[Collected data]
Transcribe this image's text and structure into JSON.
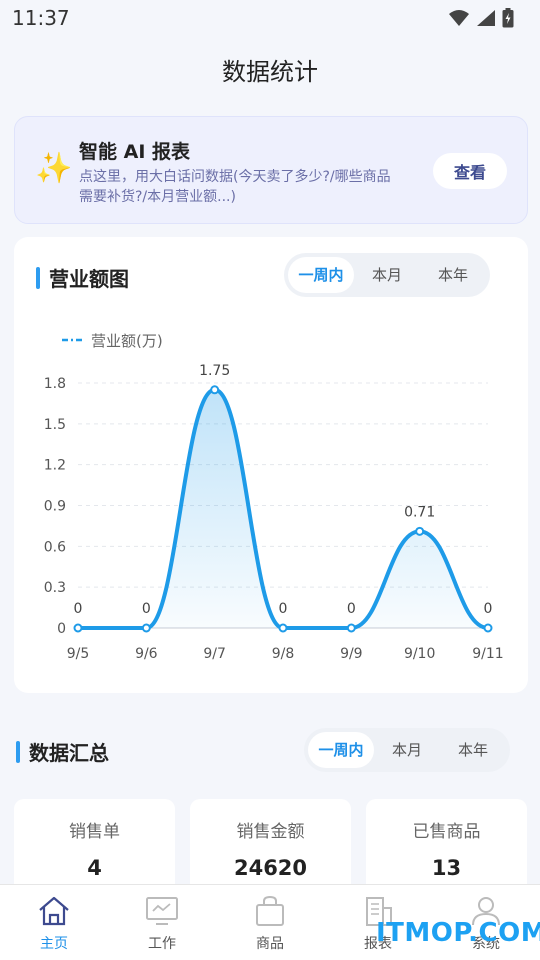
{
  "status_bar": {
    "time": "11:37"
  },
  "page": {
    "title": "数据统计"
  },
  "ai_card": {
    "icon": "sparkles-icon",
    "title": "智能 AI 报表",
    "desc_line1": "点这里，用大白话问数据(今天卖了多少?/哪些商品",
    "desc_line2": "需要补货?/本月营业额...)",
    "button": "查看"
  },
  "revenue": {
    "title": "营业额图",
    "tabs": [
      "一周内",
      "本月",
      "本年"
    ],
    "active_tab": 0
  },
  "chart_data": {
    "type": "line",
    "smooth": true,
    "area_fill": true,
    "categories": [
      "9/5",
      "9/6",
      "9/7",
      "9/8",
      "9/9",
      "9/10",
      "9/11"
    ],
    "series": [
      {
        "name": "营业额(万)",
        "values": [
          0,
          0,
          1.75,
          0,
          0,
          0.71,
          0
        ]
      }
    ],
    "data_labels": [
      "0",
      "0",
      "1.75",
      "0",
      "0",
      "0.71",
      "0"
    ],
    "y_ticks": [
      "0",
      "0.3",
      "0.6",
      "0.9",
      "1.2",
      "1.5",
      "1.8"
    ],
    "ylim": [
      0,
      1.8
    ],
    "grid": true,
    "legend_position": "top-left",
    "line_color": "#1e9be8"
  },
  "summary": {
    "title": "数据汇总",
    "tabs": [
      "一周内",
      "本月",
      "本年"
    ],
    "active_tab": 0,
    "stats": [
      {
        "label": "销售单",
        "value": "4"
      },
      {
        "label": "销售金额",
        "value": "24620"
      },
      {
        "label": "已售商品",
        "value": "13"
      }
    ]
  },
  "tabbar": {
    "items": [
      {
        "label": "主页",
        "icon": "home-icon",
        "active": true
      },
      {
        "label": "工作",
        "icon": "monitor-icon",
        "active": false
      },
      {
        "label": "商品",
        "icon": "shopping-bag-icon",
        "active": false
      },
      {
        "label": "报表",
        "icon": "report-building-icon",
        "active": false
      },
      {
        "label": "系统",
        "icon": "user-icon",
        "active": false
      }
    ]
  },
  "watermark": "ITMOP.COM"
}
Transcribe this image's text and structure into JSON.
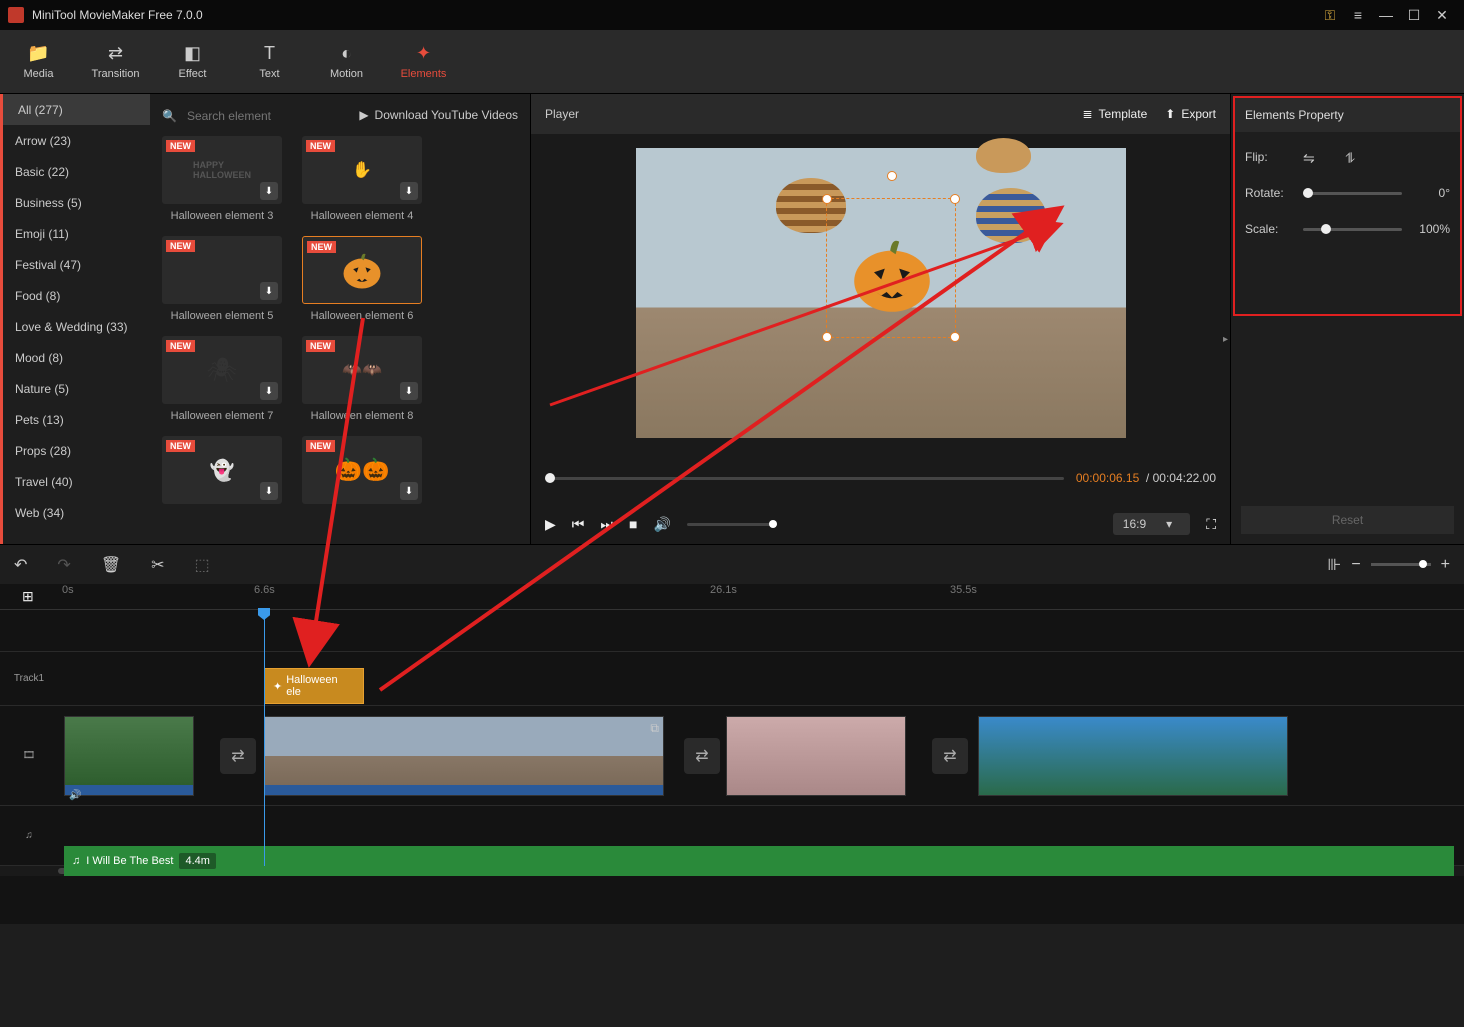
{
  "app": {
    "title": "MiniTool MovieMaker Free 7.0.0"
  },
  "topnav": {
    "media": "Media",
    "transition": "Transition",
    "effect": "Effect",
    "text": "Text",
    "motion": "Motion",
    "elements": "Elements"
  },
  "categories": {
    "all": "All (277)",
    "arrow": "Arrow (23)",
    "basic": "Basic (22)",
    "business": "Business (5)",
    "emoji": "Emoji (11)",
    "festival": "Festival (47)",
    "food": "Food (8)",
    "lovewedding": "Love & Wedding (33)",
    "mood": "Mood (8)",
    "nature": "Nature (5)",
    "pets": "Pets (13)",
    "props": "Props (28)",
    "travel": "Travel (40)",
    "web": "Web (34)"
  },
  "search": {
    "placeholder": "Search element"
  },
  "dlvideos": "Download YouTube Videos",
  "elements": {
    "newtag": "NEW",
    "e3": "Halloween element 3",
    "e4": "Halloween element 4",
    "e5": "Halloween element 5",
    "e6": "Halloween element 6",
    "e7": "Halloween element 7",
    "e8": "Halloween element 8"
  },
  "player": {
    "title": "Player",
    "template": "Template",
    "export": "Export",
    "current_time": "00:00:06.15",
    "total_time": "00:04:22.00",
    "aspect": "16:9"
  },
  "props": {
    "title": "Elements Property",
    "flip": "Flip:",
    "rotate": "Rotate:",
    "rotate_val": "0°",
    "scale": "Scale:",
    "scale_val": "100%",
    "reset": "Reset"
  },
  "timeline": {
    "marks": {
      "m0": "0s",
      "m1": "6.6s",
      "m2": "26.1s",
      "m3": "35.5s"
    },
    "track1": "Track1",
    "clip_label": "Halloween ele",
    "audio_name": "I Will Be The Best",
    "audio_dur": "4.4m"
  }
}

What is asked: Transcribe all of the material exactly, leaving out whatever pictures it contains.

Solution to this task:
Transcribe this image's text and structure into JSON.
{
  "status_bar": {
    "time": "11:37"
  },
  "page": {
    "title": "数据统计"
  },
  "ai_card": {
    "icon": "sparkles-icon",
    "title": "智能 AI 报表",
    "desc_line1": "点这里，用大白话问数据(今天卖了多少?/哪些商品",
    "desc_line2": "需要补货?/本月营业额...)",
    "button": "查看"
  },
  "revenue": {
    "title": "营业额图",
    "tabs": [
      "一周内",
      "本月",
      "本年"
    ],
    "active_tab": 0
  },
  "chart_data": {
    "type": "line",
    "smooth": true,
    "area_fill": true,
    "categories": [
      "9/5",
      "9/6",
      "9/7",
      "9/8",
      "9/9",
      "9/10",
      "9/11"
    ],
    "series": [
      {
        "name": "营业额(万)",
        "values": [
          0,
          0,
          1.75,
          0,
          0,
          0.71,
          0
        ]
      }
    ],
    "data_labels": [
      "0",
      "0",
      "1.75",
      "0",
      "0",
      "0.71",
      "0"
    ],
    "y_ticks": [
      "0",
      "0.3",
      "0.6",
      "0.9",
      "1.2",
      "1.5",
      "1.8"
    ],
    "ylim": [
      0,
      1.8
    ],
    "grid": true,
    "legend_position": "top-left",
    "line_color": "#1e9be8"
  },
  "summary": {
    "title": "数据汇总",
    "tabs": [
      "一周内",
      "本月",
      "本年"
    ],
    "active_tab": 0,
    "stats": [
      {
        "label": "销售单",
        "value": "4"
      },
      {
        "label": "销售金额",
        "value": "24620"
      },
      {
        "label": "已售商品",
        "value": "13"
      }
    ]
  },
  "tabbar": {
    "items": [
      {
        "label": "主页",
        "icon": "home-icon",
        "active": true
      },
      {
        "label": "工作",
        "icon": "monitor-icon",
        "active": false
      },
      {
        "label": "商品",
        "icon": "shopping-bag-icon",
        "active": false
      },
      {
        "label": "报表",
        "icon": "report-building-icon",
        "active": false
      },
      {
        "label": "系统",
        "icon": "user-icon",
        "active": false
      }
    ]
  },
  "watermark": "ITMOP.COM"
}
Transcribe this image's text and structure into JSON.
{
  "app": {
    "title": "MiniTool MovieMaker Free 7.0.0"
  },
  "topnav": {
    "media": "Media",
    "transition": "Transition",
    "effect": "Effect",
    "text": "Text",
    "motion": "Motion",
    "elements": "Elements"
  },
  "categories": {
    "all": "All (277)",
    "arrow": "Arrow (23)",
    "basic": "Basic (22)",
    "business": "Business (5)",
    "emoji": "Emoji (11)",
    "festival": "Festival (47)",
    "food": "Food (8)",
    "lovewedding": "Love & Wedding (33)",
    "mood": "Mood (8)",
    "nature": "Nature (5)",
    "pets": "Pets (13)",
    "props": "Props (28)",
    "travel": "Travel (40)",
    "web": "Web (34)"
  },
  "search": {
    "placeholder": "Search element"
  },
  "dlvideos": "Download YouTube Videos",
  "elements": {
    "newtag": "NEW",
    "e3": "Halloween element 3",
    "e4": "Halloween element 4",
    "e5": "Halloween element 5",
    "e6": "Halloween element 6",
    "e7": "Halloween element 7",
    "e8": "Halloween element 8"
  },
  "player": {
    "title": "Player",
    "template": "Template",
    "export": "Export",
    "current_time": "00:00:06.15",
    "total_time": "00:04:22.00",
    "aspect": "16:9"
  },
  "props": {
    "title": "Elements Property",
    "flip": "Flip:",
    "rotate": "Rotate:",
    "rotate_val": "0°",
    "scale": "Scale:",
    "scale_val": "100%",
    "reset": "Reset"
  },
  "timeline": {
    "marks": {
      "m0": "0s",
      "m1": "6.6s",
      "m2": "26.1s",
      "m3": "35.5s"
    },
    "track1": "Track1",
    "clip_label": "Halloween ele",
    "audio_name": "I Will Be The Best",
    "audio_dur": "4.4m"
  }
}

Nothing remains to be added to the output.